> TASK INSTRUCTIONS: The records below must be retyped exactly.

Dataset entries
══════════════════════════════

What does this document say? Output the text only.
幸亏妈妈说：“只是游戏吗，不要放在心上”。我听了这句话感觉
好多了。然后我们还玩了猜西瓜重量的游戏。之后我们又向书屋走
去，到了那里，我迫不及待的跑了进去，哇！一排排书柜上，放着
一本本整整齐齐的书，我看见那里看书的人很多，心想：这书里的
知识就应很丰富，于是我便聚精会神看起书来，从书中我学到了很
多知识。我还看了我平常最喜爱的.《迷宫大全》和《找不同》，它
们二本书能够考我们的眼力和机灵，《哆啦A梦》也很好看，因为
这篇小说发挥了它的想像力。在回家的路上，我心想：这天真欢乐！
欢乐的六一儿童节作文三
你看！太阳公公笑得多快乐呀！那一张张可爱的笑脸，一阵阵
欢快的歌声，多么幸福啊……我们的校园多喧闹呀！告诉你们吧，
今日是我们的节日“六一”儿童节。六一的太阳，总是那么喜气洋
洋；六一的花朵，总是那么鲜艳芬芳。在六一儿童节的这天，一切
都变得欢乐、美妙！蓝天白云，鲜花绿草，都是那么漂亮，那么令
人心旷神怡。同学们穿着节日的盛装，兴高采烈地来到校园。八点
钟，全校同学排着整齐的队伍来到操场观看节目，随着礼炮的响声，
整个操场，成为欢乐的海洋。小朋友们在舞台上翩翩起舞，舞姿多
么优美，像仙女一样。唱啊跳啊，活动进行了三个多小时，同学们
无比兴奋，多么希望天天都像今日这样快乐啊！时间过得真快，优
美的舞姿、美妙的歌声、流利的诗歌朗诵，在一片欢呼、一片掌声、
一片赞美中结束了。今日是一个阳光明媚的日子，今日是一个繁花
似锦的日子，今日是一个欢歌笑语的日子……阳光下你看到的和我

══════════════════════════════

> FINAL RESULT:
What does this document say? Output the text only.
幸亏妈妈说：“只是游戏吗，不要放在心上”。我听了这句话感觉
好多了。然后我们还玩了猜西瓜重量的游戏。之后我们又向书屋走
去，到了那里，我迫不及待的跑了进去，哇！一排排书柜上，放着
一本本整整齐齐的书，我看见那里看书的人很多，心想：这书里的
知识就应很丰富，于是我便聚精会神看起书来，从书中我学到了很
多知识。我还看了我平常最喜爱的.《迷宫大全》和《找不同》，它
们二本书能够考我们的眼力和机灵，《哆啦A梦》也很好看，因为
这篇小说发挥了它的想像力。在回家的路上，我心想：这天真欢乐！
欢乐的六一儿童节作文三
你看！太阳公公笑得多快乐呀！那一张张可爱的笑脸，一阵阵
欢快的歌声，多么幸福啊……我们的校园多喧闹呀！告诉你们吧，
今日是我们的节日“六一”儿童节。六一的太阳，总是那么喜气洋
洋；六一的花朵，总是那么鲜艳芬芳。在六一儿童节的这天，一切
都变得欢乐、美妙！蓝天白云，鲜花绿草，都是那么漂亮，那么令
人心旷神怡。同学们穿着节日的盛装，兴高采烈地来到校园。八点
钟，全校同学排着整齐的队伍来到操场观看节目，随着礼炮的响声，
整个操场，成为欢乐的海洋。小朋友们在舞台上翩翩起舞，舞姿多
么优美，像仙女一样。唱啊跳啊，活动进行了三个多小时，同学们
无比兴奋，多么希望天天都像今日这样快乐啊！时间过得真快，优
美的舞姿、美妙的歌声、流利的诗歌朗诵，在一片欢呼、一片掌声、
一片赞美中结束了。今日是一个阳光明媚的日子，今日是一个繁花
似锦的日子，今日是一个欢歌笑语的日子……阳光下你看到的和我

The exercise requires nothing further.